### GOAL:
All of the data should be output character for character, except the pictures.

....

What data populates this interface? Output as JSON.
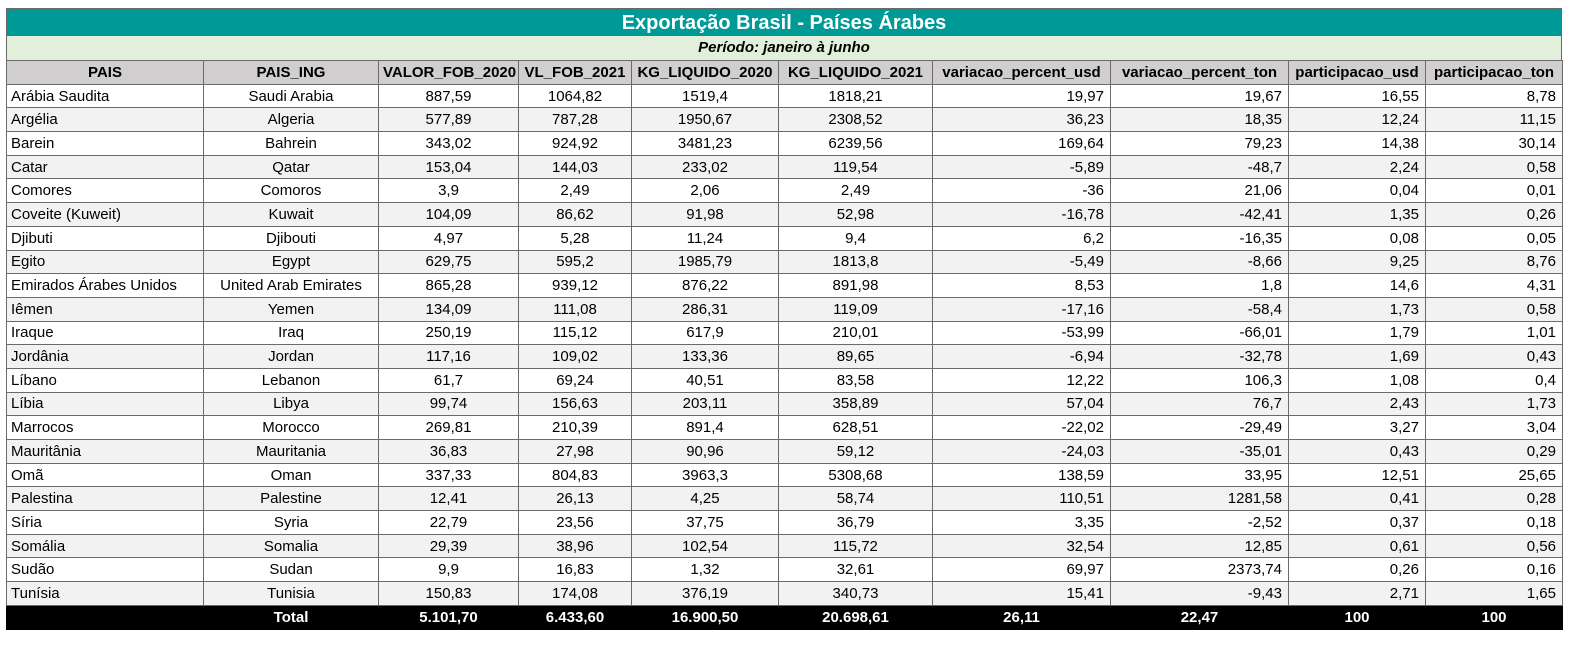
{
  "title": "Exportação Brasil - Países Árabes",
  "period": "Período: janeiro à junho",
  "columns": [
    "PAIS",
    "PAIS_ING",
    "VALOR_FOB_2020",
    "VL_FOB_2021",
    "KG_LIQUIDO_2020",
    "KG_LIQUIDO_2021",
    "variacao_percent_usd",
    "variacao_percent_ton",
    "participacao_usd",
    "participacao_ton"
  ],
  "rows": [
    [
      "Arábia Saudita",
      "Saudi Arabia",
      "887,59",
      "1064,82",
      "1519,4",
      "1818,21",
      "19,97",
      "19,67",
      "16,55",
      "8,78"
    ],
    [
      "Argélia",
      "Algeria",
      "577,89",
      "787,28",
      "1950,67",
      "2308,52",
      "36,23",
      "18,35",
      "12,24",
      "11,15"
    ],
    [
      "Barein",
      "Bahrein",
      "343,02",
      "924,92",
      "3481,23",
      "6239,56",
      "169,64",
      "79,23",
      "14,38",
      "30,14"
    ],
    [
      "Catar",
      "Qatar",
      "153,04",
      "144,03",
      "233,02",
      "119,54",
      "-5,89",
      "-48,7",
      "2,24",
      "0,58"
    ],
    [
      "Comores",
      "Comoros",
      "3,9",
      "2,49",
      "2,06",
      "2,49",
      "-36",
      "21,06",
      "0,04",
      "0,01"
    ],
    [
      "Coveite (Kuweit)",
      "Kuwait",
      "104,09",
      "86,62",
      "91,98",
      "52,98",
      "-16,78",
      "-42,41",
      "1,35",
      "0,26"
    ],
    [
      "Djibuti",
      "Djibouti",
      "4,97",
      "5,28",
      "11,24",
      "9,4",
      "6,2",
      "-16,35",
      "0,08",
      "0,05"
    ],
    [
      "Egito",
      "Egypt",
      "629,75",
      "595,2",
      "1985,79",
      "1813,8",
      "-5,49",
      "-8,66",
      "9,25",
      "8,76"
    ],
    [
      "Emirados Árabes Unidos",
      "United Arab Emirates",
      "865,28",
      "939,12",
      "876,22",
      "891,98",
      "8,53",
      "1,8",
      "14,6",
      "4,31"
    ],
    [
      "Iêmen",
      "Yemen",
      "134,09",
      "111,08",
      "286,31",
      "119,09",
      "-17,16",
      "-58,4",
      "1,73",
      "0,58"
    ],
    [
      "Iraque",
      "Iraq",
      "250,19",
      "115,12",
      "617,9",
      "210,01",
      "-53,99",
      "-66,01",
      "1,79",
      "1,01"
    ],
    [
      "Jordânia",
      "Jordan",
      "117,16",
      "109,02",
      "133,36",
      "89,65",
      "-6,94",
      "-32,78",
      "1,69",
      "0,43"
    ],
    [
      "Líbano",
      "Lebanon",
      "61,7",
      "69,24",
      "40,51",
      "83,58",
      "12,22",
      "106,3",
      "1,08",
      "0,4"
    ],
    [
      "Líbia",
      "Libya",
      "99,74",
      "156,63",
      "203,11",
      "358,89",
      "57,04",
      "76,7",
      "2,43",
      "1,73"
    ],
    [
      "Marrocos",
      "Morocco",
      "269,81",
      "210,39",
      "891,4",
      "628,51",
      "-22,02",
      "-29,49",
      "3,27",
      "3,04"
    ],
    [
      "Mauritânia",
      "Mauritania",
      "36,83",
      "27,98",
      "90,96",
      "59,12",
      "-24,03",
      "-35,01",
      "0,43",
      "0,29"
    ],
    [
      "Omã",
      "Oman",
      "337,33",
      "804,83",
      "3963,3",
      "5308,68",
      "138,59",
      "33,95",
      "12,51",
      "25,65"
    ],
    [
      "Palestina",
      "Palestine",
      "12,41",
      "26,13",
      "4,25",
      "58,74",
      "110,51",
      "1281,58",
      "0,41",
      "0,28"
    ],
    [
      "Síria",
      "Syria",
      "22,79",
      "23,56",
      "37,75",
      "36,79",
      "3,35",
      "-2,52",
      "0,37",
      "0,18"
    ],
    [
      "Somália",
      "Somalia",
      "29,39",
      "38,96",
      "102,54",
      "115,72",
      "32,54",
      "12,85",
      "0,61",
      "0,56"
    ],
    [
      "Sudão",
      "Sudan",
      "9,9",
      "16,83",
      "1,32",
      "32,61",
      "69,97",
      "2373,74",
      "0,26",
      "0,16"
    ],
    [
      "Tunísia",
      "Tunisia",
      "150,83",
      "174,08",
      "376,19",
      "340,73",
      "15,41",
      "-9,43",
      "2,71",
      "1,65"
    ]
  ],
  "total": [
    "",
    "Total",
    "5.101,70",
    "6.433,60",
    "16.900,50",
    "20.698,61",
    "26,11",
    "22,47",
    "100",
    "100"
  ]
}
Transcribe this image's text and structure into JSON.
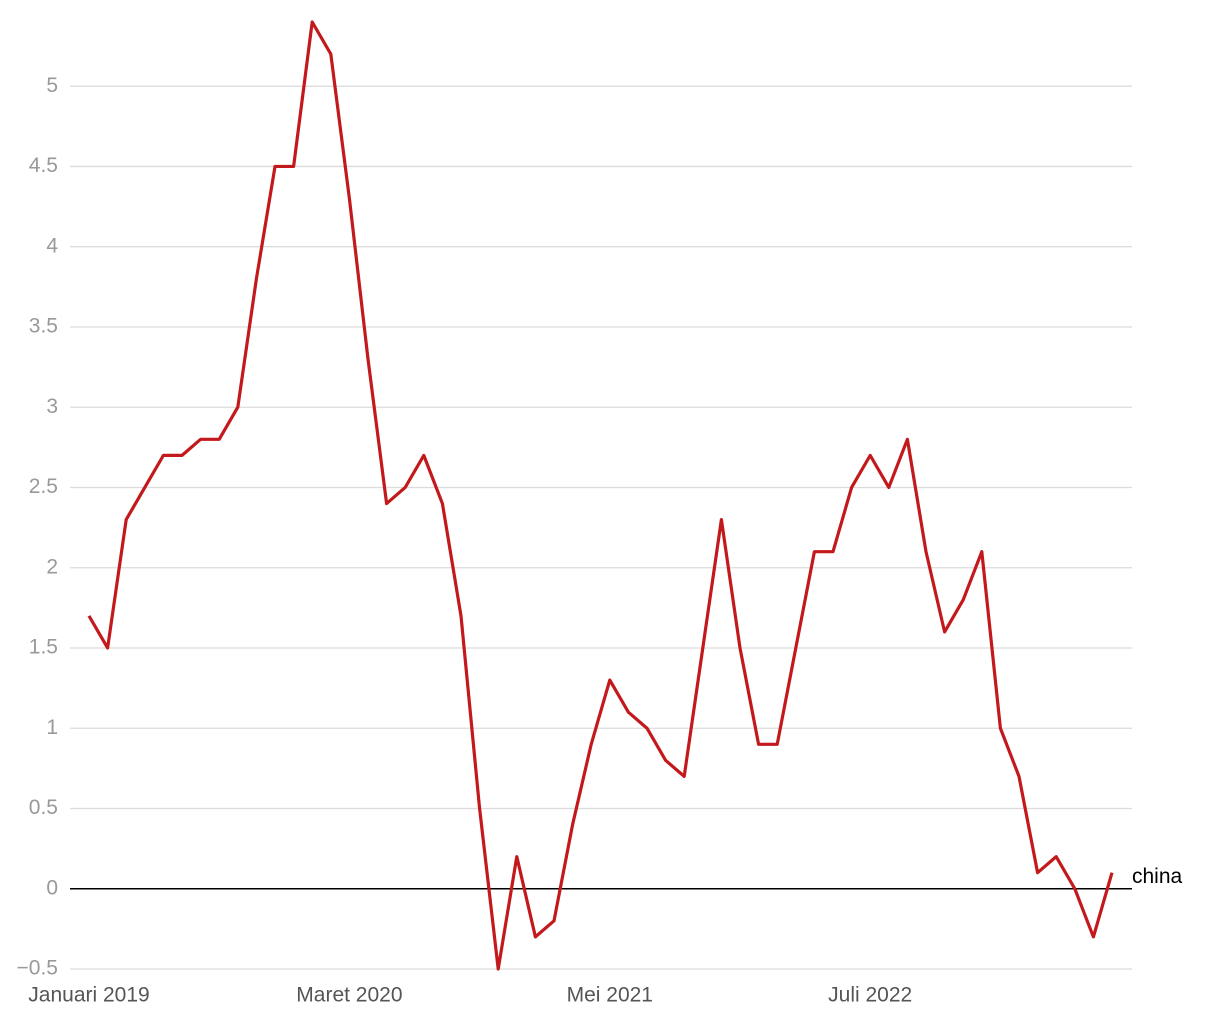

....

### REPLY:
What data populates this interface? Output as JSON.
{
  "title": "Exportação Brasil - Países Árabes",
  "period": "Período: janeiro à junho",
  "columns": [
    "PAIS",
    "PAIS_ING",
    "VALOR_FOB_2020",
    "VL_FOB_2021",
    "KG_LIQUIDO_2020",
    "KG_LIQUIDO_2021",
    "variacao_percent_usd",
    "variacao_percent_ton",
    "participacao_usd",
    "participacao_ton"
  ],
  "rows": [
    [
      "Arábia Saudita",
      "Saudi Arabia",
      "887,59",
      "1064,82",
      "1519,4",
      "1818,21",
      "19,97",
      "19,67",
      "16,55",
      "8,78"
    ],
    [
      "Argélia",
      "Algeria",
      "577,89",
      "787,28",
      "1950,67",
      "2308,52",
      "36,23",
      "18,35",
      "12,24",
      "11,15"
    ],
    [
      "Barein",
      "Bahrein",
      "343,02",
      "924,92",
      "3481,23",
      "6239,56",
      "169,64",
      "79,23",
      "14,38",
      "30,14"
    ],
    [
      "Catar",
      "Qatar",
      "153,04",
      "144,03",
      "233,02",
      "119,54",
      "-5,89",
      "-48,7",
      "2,24",
      "0,58"
    ],
    [
      "Comores",
      "Comoros",
      "3,9",
      "2,49",
      "2,06",
      "2,49",
      "-36",
      "21,06",
      "0,04",
      "0,01"
    ],
    [
      "Coveite (Kuweit)",
      "Kuwait",
      "104,09",
      "86,62",
      "91,98",
      "52,98",
      "-16,78",
      "-42,41",
      "1,35",
      "0,26"
    ],
    [
      "Djibuti",
      "Djibouti",
      "4,97",
      "5,28",
      "11,24",
      "9,4",
      "6,2",
      "-16,35",
      "0,08",
      "0,05"
    ],
    [
      "Egito",
      "Egypt",
      "629,75",
      "595,2",
      "1985,79",
      "1813,8",
      "-5,49",
      "-8,66",
      "9,25",
      "8,76"
    ],
    [
      "Emirados Árabes Unidos",
      "United Arab Emirates",
      "865,28",
      "939,12",
      "876,22",
      "891,98",
      "8,53",
      "1,8",
      "14,6",
      "4,31"
    ],
    [
      "Iêmen",
      "Yemen",
      "134,09",
      "111,08",
      "286,31",
      "119,09",
      "-17,16",
      "-58,4",
      "1,73",
      "0,58"
    ],
    [
      "Iraque",
      "Iraq",
      "250,19",
      "115,12",
      "617,9",
      "210,01",
      "-53,99",
      "-66,01",
      "1,79",
      "1,01"
    ],
    [
      "Jordânia",
      "Jordan",
      "117,16",
      "109,02",
      "133,36",
      "89,65",
      "-6,94",
      "-32,78",
      "1,69",
      "0,43"
    ],
    [
      "Líbano",
      "Lebanon",
      "61,7",
      "69,24",
      "40,51",
      "83,58",
      "12,22",
      "106,3",
      "1,08",
      "0,4"
    ],
    [
      "Líbia",
      "Libya",
      "99,74",
      "156,63",
      "203,11",
      "358,89",
      "57,04",
      "76,7",
      "2,43",
      "1,73"
    ],
    [
      "Marrocos",
      "Morocco",
      "269,81",
      "210,39",
      "891,4",
      "628,51",
      "-22,02",
      "-29,49",
      "3,27",
      "3,04"
    ],
    [
      "Mauritânia",
      "Mauritania",
      "36,83",
      "27,98",
      "90,96",
      "59,12",
      "-24,03",
      "-35,01",
      "0,43",
      "0,29"
    ],
    [
      "Omã",
      "Oman",
      "337,33",
      "804,83",
      "3963,3",
      "5308,68",
      "138,59",
      "33,95",
      "12,51",
      "25,65"
    ],
    [
      "Palestina",
      "Palestine",
      "12,41",
      "26,13",
      "4,25",
      "58,74",
      "110,51",
      "1281,58",
      "0,41",
      "0,28"
    ],
    [
      "Síria",
      "Syria",
      "22,79",
      "23,56",
      "37,75",
      "36,79",
      "3,35",
      "-2,52",
      "0,37",
      "0,18"
    ],
    [
      "Somália",
      "Somalia",
      "29,39",
      "38,96",
      "102,54",
      "115,72",
      "32,54",
      "12,85",
      "0,61",
      "0,56"
    ],
    [
      "Sudão",
      "Sudan",
      "9,9",
      "16,83",
      "1,32",
      "32,61",
      "69,97",
      "2373,74",
      "0,26",
      "0,16"
    ],
    [
      "Tunísia",
      "Tunisia",
      "150,83",
      "174,08",
      "376,19",
      "340,73",
      "15,41",
      "-9,43",
      "2,71",
      "1,65"
    ]
  ],
  "total": [
    "",
    "Total",
    "5.101,70",
    "6.433,60",
    "16.900,50",
    "20.698,61",
    "26,11",
    "22,47",
    "100",
    "100"
  ]
}
Transcribe this image's text and structure into JSON.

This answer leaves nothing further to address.